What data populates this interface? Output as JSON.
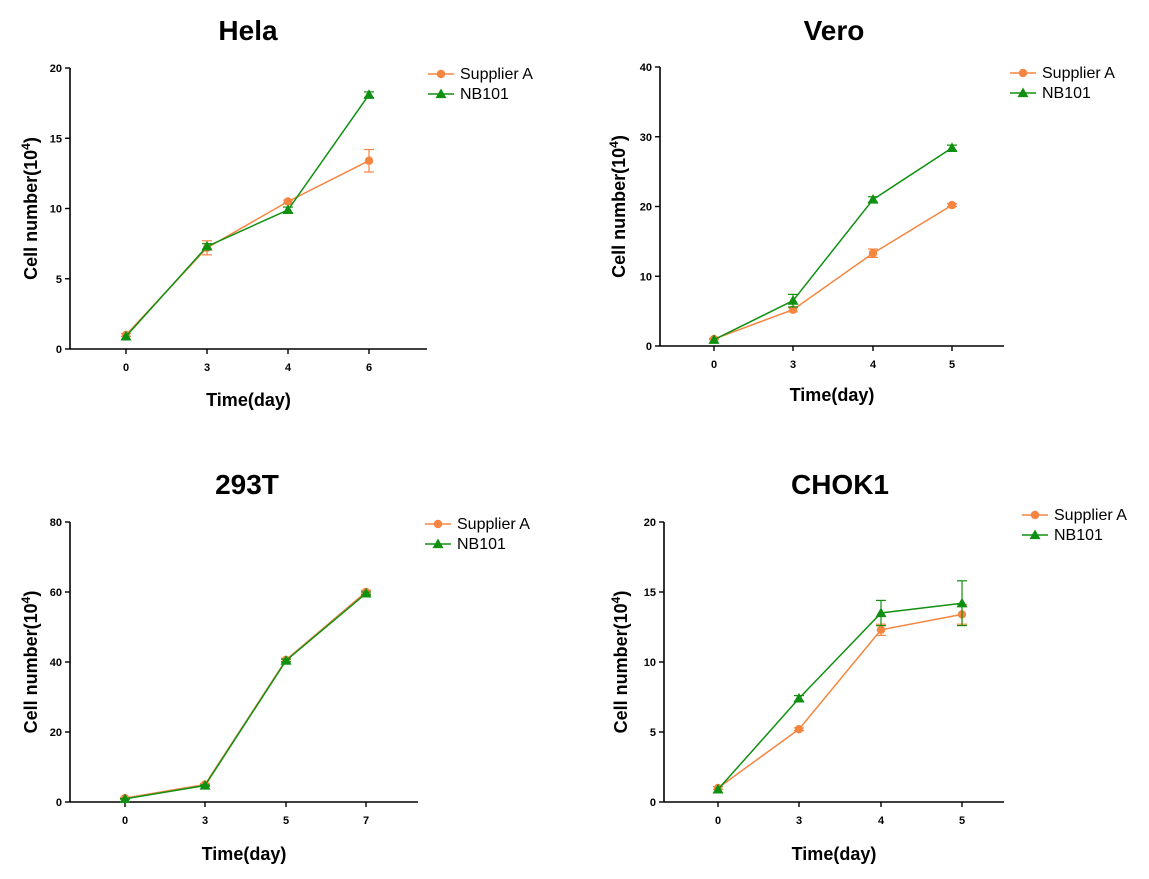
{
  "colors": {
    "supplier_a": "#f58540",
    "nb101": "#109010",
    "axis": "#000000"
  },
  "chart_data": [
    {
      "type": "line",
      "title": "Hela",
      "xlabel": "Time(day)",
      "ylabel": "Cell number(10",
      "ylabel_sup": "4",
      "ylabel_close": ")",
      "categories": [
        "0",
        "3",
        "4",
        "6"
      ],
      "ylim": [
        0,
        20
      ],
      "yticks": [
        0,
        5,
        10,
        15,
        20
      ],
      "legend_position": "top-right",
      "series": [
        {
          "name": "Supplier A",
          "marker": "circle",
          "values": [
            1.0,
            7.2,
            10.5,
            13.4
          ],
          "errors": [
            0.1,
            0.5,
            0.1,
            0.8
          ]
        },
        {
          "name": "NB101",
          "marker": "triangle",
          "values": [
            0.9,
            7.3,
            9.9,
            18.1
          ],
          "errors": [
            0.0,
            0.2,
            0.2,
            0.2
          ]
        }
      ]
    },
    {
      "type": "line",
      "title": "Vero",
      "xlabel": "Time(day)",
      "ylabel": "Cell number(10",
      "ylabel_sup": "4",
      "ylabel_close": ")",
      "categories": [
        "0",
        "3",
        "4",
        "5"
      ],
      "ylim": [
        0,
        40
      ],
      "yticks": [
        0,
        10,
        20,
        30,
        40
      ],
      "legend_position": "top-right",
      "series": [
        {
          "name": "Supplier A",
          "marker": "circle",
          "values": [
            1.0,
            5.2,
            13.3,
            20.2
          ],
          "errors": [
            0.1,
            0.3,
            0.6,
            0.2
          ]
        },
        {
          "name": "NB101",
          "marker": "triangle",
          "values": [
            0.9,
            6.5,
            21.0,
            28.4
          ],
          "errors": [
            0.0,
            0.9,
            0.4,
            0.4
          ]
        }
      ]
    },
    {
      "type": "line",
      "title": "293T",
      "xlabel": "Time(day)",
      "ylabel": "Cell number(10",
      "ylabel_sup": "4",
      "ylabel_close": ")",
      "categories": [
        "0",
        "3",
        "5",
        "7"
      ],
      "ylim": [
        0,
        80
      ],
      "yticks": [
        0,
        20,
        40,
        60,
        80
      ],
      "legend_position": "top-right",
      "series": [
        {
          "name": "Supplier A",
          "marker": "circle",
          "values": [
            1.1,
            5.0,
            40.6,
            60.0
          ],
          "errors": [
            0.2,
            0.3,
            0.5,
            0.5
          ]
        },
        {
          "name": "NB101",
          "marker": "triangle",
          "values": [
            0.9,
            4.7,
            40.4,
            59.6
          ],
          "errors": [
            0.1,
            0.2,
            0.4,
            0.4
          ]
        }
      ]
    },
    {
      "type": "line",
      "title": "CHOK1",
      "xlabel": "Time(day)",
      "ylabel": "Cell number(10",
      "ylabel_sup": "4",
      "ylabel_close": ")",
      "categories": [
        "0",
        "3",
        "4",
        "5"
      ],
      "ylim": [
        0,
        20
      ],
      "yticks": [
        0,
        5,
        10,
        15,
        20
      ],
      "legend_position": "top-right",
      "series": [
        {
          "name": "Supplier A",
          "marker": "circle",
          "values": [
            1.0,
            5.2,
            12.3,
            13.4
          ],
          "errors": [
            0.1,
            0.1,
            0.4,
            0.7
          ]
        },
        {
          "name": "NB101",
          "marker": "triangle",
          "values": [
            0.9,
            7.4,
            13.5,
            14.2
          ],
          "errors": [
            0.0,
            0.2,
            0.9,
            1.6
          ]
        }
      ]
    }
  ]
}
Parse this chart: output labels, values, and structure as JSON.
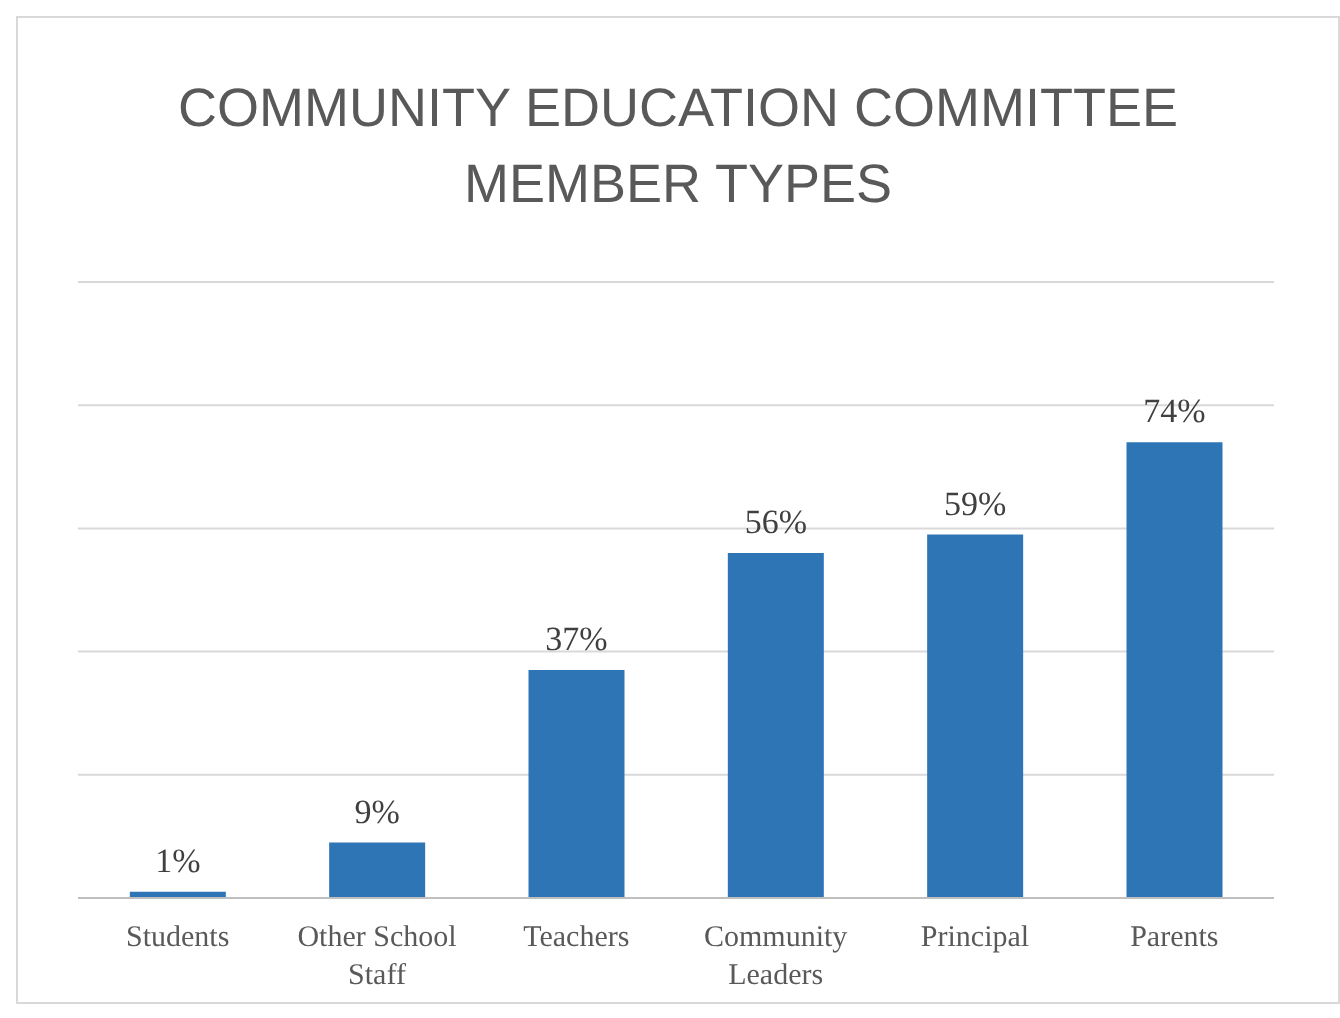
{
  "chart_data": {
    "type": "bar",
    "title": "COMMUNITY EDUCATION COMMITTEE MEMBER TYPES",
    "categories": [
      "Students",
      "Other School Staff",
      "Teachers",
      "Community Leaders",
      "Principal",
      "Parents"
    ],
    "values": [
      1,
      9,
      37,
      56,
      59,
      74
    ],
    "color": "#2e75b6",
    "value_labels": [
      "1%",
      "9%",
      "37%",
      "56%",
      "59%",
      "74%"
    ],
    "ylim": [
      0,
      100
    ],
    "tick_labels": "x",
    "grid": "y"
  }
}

------------------------------------------------

Given exercise:
Omit the pictures and write out the lines above from the one with "Parse this chart: output" through the last, unchanged.

Solution for this exercise:
Parse this chart: output labels, values, and structure as JSON.
{
  "chart_data": {
    "type": "bar",
    "title": "COMMUNITY EDUCATION COMMITTEE MEMBER TYPES",
    "categories": [
      "Students",
      "Other School Staff",
      "Teachers",
      "Community Leaders",
      "Principal",
      "Parents"
    ],
    "values": [
      1,
      9,
      37,
      56,
      59,
      74
    ],
    "color": "#2e75b6",
    "value_labels": [
      "1%",
      "9%",
      "37%",
      "56%",
      "59%",
      "74%"
    ],
    "ylim": [
      0,
      100
    ],
    "tick_labels": "x",
    "grid": "y"
  }
}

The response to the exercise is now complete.